┌──

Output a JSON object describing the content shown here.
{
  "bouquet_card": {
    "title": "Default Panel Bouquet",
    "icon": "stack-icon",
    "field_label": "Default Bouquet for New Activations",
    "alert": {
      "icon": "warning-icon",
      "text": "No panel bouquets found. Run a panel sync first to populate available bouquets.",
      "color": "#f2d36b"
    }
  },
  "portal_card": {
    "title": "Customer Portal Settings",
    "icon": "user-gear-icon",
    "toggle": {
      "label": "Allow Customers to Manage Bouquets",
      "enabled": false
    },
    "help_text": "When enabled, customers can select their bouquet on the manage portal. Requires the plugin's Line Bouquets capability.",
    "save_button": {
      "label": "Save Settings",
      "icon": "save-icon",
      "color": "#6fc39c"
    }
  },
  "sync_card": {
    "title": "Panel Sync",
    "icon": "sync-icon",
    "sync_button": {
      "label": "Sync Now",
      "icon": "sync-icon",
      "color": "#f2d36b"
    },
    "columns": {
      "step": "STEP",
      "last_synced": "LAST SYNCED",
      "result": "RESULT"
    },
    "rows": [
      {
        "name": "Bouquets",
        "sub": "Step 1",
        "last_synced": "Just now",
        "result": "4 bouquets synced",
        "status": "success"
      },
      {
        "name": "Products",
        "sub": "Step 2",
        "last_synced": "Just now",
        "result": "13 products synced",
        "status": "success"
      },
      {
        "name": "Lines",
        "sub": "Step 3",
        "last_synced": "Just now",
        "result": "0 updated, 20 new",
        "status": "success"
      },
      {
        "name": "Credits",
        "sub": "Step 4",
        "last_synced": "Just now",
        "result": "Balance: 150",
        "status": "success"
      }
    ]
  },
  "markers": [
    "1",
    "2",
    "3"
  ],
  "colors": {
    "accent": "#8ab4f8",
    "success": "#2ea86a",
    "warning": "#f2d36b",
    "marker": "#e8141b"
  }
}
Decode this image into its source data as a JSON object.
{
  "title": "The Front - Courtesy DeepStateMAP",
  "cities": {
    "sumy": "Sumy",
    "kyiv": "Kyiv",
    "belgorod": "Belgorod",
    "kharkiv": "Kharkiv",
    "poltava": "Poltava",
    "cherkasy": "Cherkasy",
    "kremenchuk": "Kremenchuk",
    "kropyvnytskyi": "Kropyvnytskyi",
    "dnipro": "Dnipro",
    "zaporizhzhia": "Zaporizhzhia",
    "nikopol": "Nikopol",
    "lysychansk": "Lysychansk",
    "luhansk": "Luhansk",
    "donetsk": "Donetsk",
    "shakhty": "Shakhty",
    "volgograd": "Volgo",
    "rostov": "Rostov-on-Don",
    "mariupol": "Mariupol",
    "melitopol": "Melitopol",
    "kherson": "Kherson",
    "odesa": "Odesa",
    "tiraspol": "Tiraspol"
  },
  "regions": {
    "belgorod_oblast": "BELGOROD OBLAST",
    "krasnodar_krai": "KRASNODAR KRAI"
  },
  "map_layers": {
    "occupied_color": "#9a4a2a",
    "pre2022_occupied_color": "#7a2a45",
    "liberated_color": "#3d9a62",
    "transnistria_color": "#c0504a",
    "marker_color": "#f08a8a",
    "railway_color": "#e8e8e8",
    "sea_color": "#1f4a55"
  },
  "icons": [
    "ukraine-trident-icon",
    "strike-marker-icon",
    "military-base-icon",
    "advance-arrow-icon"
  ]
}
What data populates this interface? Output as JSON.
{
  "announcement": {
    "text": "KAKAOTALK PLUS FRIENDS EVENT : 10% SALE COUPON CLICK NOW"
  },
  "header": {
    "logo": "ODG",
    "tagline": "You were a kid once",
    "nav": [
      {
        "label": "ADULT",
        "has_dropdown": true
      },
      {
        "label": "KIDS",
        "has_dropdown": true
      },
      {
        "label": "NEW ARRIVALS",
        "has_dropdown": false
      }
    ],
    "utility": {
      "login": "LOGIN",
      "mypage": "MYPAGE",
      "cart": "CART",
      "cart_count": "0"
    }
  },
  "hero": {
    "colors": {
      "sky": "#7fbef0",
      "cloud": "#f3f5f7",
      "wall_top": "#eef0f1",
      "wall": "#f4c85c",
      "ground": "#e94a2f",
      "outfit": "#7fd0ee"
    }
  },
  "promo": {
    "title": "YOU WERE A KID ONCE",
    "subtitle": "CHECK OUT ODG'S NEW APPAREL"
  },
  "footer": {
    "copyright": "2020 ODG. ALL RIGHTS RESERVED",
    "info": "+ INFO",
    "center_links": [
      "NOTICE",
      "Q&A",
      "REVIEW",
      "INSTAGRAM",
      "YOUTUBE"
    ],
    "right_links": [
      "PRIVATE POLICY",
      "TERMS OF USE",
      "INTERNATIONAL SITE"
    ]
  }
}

└──

Aim of the task | Please output the entries above, every line exactly as it reads.

Result of the exercise |
Output a JSON object describing the content shown here.
{
  "bouquet_card": {
    "title": "Default Panel Bouquet",
    "icon": "stack-icon",
    "field_label": "Default Bouquet for New Activations",
    "alert": {
      "icon": "warning-icon",
      "text": "No panel bouquets found. Run a panel sync first to populate available bouquets.",
      "color": "#f2d36b"
    }
  },
  "portal_card": {
    "title": "Customer Portal Settings",
    "icon": "user-gear-icon",
    "toggle": {
      "label": "Allow Customers to Manage Bouquets",
      "enabled": false
    },
    "help_text": "When enabled, customers can select their bouquet on the manage portal. Requires the plugin's Line Bouquets capability.",
    "save_button": {
      "label": "Save Settings",
      "icon": "save-icon",
      "color": "#6fc39c"
    }
  },
  "sync_card": {
    "title": "Panel Sync",
    "icon": "sync-icon",
    "sync_button": {
      "label": "Sync Now",
      "icon": "sync-icon",
      "color": "#f2d36b"
    },
    "columns": {
      "step": "STEP",
      "last_synced": "LAST SYNCED",
      "result": "RESULT"
    },
    "rows": [
      {
        "name": "Bouquets",
        "sub": "Step 1",
        "last_synced": "Just now",
        "result": "4 bouquets synced",
        "status": "success"
      },
      {
        "name": "Products",
        "sub": "Step 2",
        "last_synced": "Just now",
        "result": "13 products synced",
        "status": "success"
      },
      {
        "name": "Lines",
        "sub": "Step 3",
        "last_synced": "Just now",
        "result": "0 updated, 20 new",
        "status": "success"
      },
      {
        "name": "Credits",
        "sub": "Step 4",
        "last_synced": "Just now",
        "result": "Balance: 150",
        "status": "success"
      }
    ]
  },
  "markers": [
    "1",
    "2",
    "3"
  ],
  "colors": {
    "accent": "#8ab4f8",
    "success": "#2ea86a",
    "warning": "#f2d36b",
    "marker": "#e8141b"
  }
}
Decode this image into its source data as a JSON object.
{
  "title": "The Front - Courtesy DeepStateMAP",
  "cities": {
    "sumy": "Sumy",
    "kyiv": "Kyiv",
    "belgorod": "Belgorod",
    "kharkiv": "Kharkiv",
    "poltava": "Poltava",
    "cherkasy": "Cherkasy",
    "kremenchuk": "Kremenchuk",
    "kropyvnytskyi": "Kropyvnytskyi",
    "dnipro": "Dnipro",
    "zaporizhzhia": "Zaporizhzhia",
    "nikopol": "Nikopol",
    "lysychansk": "Lysychansk",
    "luhansk": "Luhansk",
    "donetsk": "Donetsk",
    "shakhty": "Shakhty",
    "volgograd": "Volgo",
    "rostov": "Rostov-on-Don",
    "mariupol": "Mariupol",
    "melitopol": "Melitopol",
    "kherson": "Kherson",
    "odesa": "Odesa",
    "tiraspol": "Tiraspol"
  },
  "regions": {
    "belgorod_oblast": "BELGOROD OBLAST",
    "krasnodar_krai": "KRASNODAR KRAI"
  },
  "map_layers": {
    "occupied_color": "#9a4a2a",
    "pre2022_occupied_color": "#7a2a45",
    "liberated_color": "#3d9a62",
    "transnistria_color": "#c0504a",
    "marker_color": "#f08a8a",
    "railway_color": "#e8e8e8",
    "sea_color": "#1f4a55"
  },
  "icons": [
    "ukraine-trident-icon",
    "strike-marker-icon",
    "military-base-icon",
    "advance-arrow-icon"
  ]
}
What data populates this interface? Output as JSON.
{
  "announcement": {
    "text": "KAKAOTALK PLUS FRIENDS EVENT : 10% SALE COUPON CLICK NOW"
  },
  "header": {
    "logo": "ODG",
    "tagline": "You were a kid once",
    "nav": [
      {
        "label": "ADULT",
        "has_dropdown": true
      },
      {
        "label": "KIDS",
        "has_dropdown": true
      },
      {
        "label": "NEW ARRIVALS",
        "has_dropdown": false
      }
    ],
    "utility": {
      "login": "LOGIN",
      "mypage": "MYPAGE",
      "cart": "CART",
      "cart_count": "0"
    }
  },
  "hero": {
    "colors": {
      "sky": "#7fbef0",
      "cloud": "#f3f5f7",
      "wall_top": "#eef0f1",
      "wall": "#f4c85c",
      "ground": "#e94a2f",
      "outfit": "#7fd0ee"
    }
  },
  "promo": {
    "title": "YOU WERE A KID ONCE",
    "subtitle": "CHECK OUT ODG'S NEW APPAREL"
  },
  "footer": {
    "copyright": "2020 ODG. ALL RIGHTS RESERVED",
    "info": "+ INFO",
    "center_links": [
      "NOTICE",
      "Q&A",
      "REVIEW",
      "INSTAGRAM",
      "YOUTUBE"
    ],
    "right_links": [
      "PRIVATE POLICY",
      "TERMS OF USE",
      "INTERNATIONAL SITE"
    ]
  }
}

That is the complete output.